──────── EXTRACTED RECORDS ────────

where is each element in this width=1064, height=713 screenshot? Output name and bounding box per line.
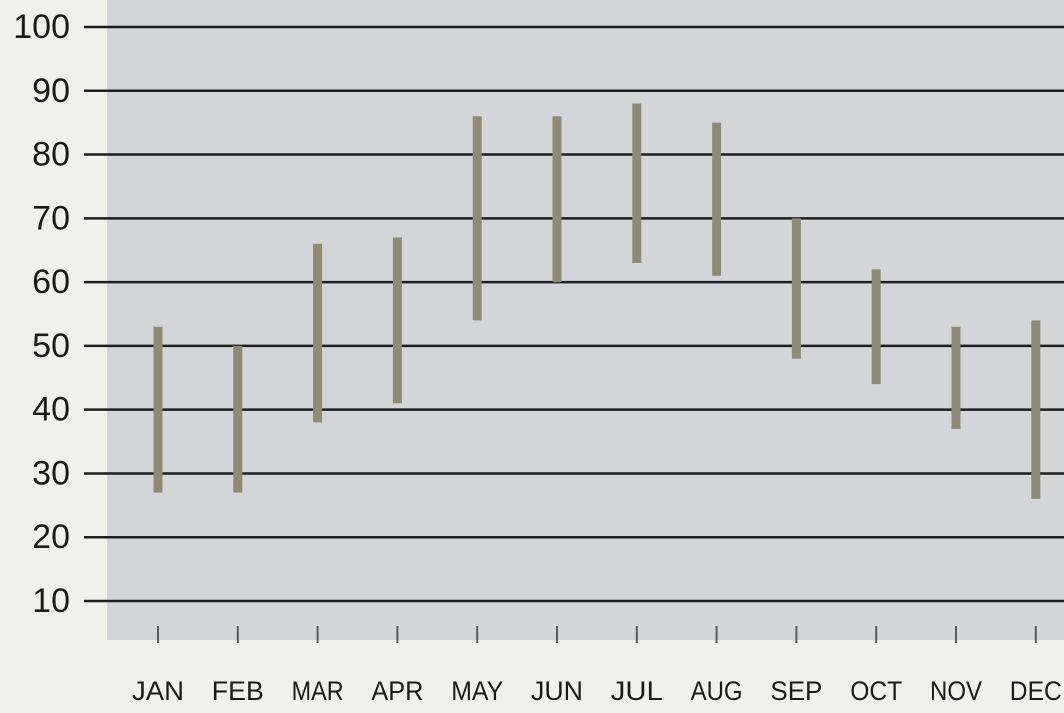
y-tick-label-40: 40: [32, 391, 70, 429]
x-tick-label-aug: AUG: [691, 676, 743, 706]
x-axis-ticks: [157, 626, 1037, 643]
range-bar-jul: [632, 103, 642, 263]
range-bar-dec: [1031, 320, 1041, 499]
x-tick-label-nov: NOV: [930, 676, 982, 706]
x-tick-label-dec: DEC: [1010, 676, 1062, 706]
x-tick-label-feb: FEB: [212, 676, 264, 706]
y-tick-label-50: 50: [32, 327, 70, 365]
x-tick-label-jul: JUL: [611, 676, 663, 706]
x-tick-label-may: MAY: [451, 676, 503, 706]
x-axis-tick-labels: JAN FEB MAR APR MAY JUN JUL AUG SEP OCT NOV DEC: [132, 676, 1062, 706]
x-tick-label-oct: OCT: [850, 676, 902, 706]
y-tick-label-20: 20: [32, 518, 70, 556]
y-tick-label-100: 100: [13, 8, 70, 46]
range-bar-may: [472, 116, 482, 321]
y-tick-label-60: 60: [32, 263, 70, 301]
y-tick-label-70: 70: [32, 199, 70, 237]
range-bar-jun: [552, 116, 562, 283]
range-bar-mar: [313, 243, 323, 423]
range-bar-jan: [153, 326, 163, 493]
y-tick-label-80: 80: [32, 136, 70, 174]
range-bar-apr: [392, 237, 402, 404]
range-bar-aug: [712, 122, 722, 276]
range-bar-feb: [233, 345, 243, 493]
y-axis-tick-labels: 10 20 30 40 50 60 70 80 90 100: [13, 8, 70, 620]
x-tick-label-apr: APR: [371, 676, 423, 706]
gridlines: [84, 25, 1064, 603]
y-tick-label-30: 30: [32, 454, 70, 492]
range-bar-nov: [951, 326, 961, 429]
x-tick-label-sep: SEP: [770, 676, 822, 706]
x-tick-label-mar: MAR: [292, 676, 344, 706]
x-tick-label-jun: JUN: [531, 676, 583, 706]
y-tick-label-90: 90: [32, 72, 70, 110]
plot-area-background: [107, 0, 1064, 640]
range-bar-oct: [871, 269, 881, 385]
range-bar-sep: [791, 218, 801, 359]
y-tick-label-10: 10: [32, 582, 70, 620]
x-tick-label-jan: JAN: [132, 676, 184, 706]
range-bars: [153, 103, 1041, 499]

────────
──────── EXTRACTED RECORDS ────────

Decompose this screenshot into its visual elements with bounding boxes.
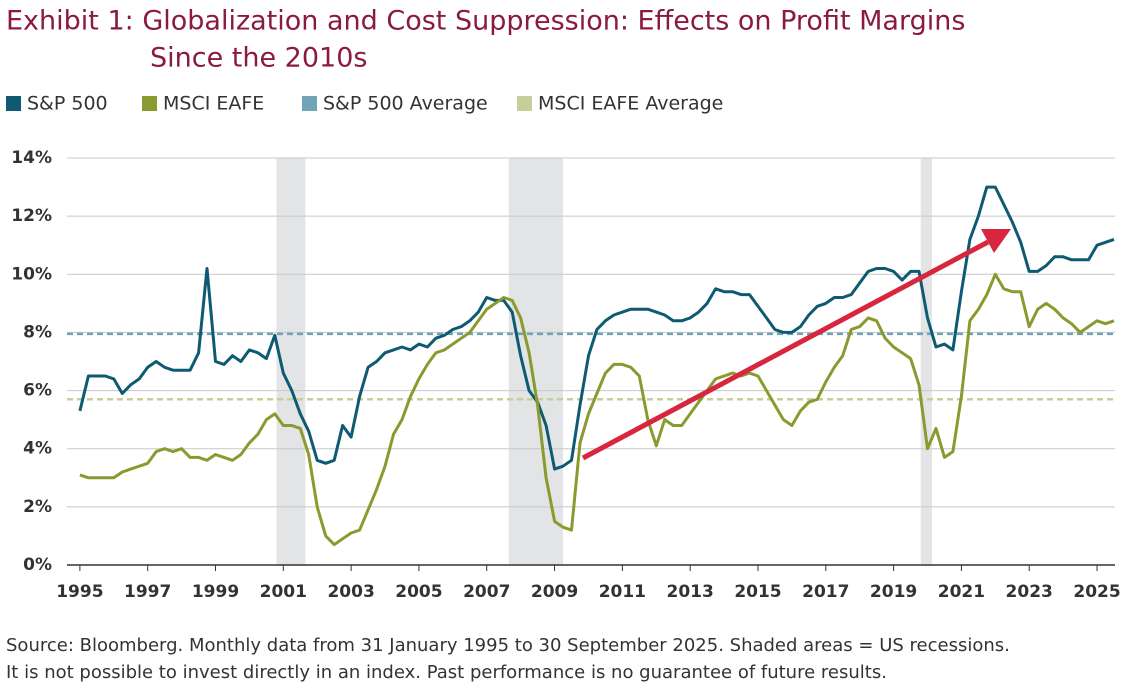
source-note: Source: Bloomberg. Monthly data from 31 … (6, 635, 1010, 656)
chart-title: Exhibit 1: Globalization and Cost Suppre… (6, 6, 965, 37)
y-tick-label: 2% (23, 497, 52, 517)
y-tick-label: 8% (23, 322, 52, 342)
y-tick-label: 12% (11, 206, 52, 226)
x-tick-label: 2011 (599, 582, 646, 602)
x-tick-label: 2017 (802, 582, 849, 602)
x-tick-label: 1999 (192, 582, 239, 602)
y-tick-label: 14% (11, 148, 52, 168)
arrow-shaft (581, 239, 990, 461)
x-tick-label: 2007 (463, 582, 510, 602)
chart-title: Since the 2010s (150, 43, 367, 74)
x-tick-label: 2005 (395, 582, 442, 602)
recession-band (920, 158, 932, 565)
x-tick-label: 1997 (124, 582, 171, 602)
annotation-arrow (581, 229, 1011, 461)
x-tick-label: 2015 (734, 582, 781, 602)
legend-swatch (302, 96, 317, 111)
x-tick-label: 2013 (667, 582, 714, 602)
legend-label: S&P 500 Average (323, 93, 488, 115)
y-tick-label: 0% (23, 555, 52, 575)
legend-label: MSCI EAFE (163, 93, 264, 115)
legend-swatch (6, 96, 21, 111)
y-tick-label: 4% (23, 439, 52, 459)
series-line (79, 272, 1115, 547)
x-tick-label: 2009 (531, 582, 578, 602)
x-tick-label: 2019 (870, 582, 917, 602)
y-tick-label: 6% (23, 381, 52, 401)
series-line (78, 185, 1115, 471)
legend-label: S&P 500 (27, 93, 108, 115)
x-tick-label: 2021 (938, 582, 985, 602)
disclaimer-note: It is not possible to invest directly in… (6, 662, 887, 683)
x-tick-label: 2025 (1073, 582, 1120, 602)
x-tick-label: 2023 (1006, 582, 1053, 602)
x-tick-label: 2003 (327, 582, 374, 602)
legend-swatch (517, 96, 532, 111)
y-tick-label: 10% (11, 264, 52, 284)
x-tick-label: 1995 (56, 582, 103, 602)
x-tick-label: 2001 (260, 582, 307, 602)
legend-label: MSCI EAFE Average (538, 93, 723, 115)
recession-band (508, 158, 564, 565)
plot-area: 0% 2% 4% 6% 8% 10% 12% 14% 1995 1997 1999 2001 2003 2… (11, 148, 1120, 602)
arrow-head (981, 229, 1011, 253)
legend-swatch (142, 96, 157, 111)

────────

Please copy out, word for word, the stretch of material from the line containing "y-tick-label-40: 40: [32, 391, 70, 429]" through the line containing "x-tick-label-jul: JUL: [611, 676, 663, 706]", including both of those lines.

RESULT FOR THIS EXERCISE:
y-tick-label-40: 40: [32, 391, 70, 429]
x-tick-label-aug: AUG: [691, 676, 743, 706]
x-axis-ticks: [157, 626, 1037, 643]
range-bar-jul: [632, 103, 642, 263]
range-bar-dec: [1031, 320, 1041, 499]
x-tick-label-nov: NOV: [930, 676, 982, 706]
x-tick-label-dec: DEC: [1010, 676, 1062, 706]
x-tick-label-feb: FEB: [212, 676, 264, 706]
y-tick-label-50: 50: [32, 327, 70, 365]
x-tick-label-jul: JUL: [611, 676, 663, 706]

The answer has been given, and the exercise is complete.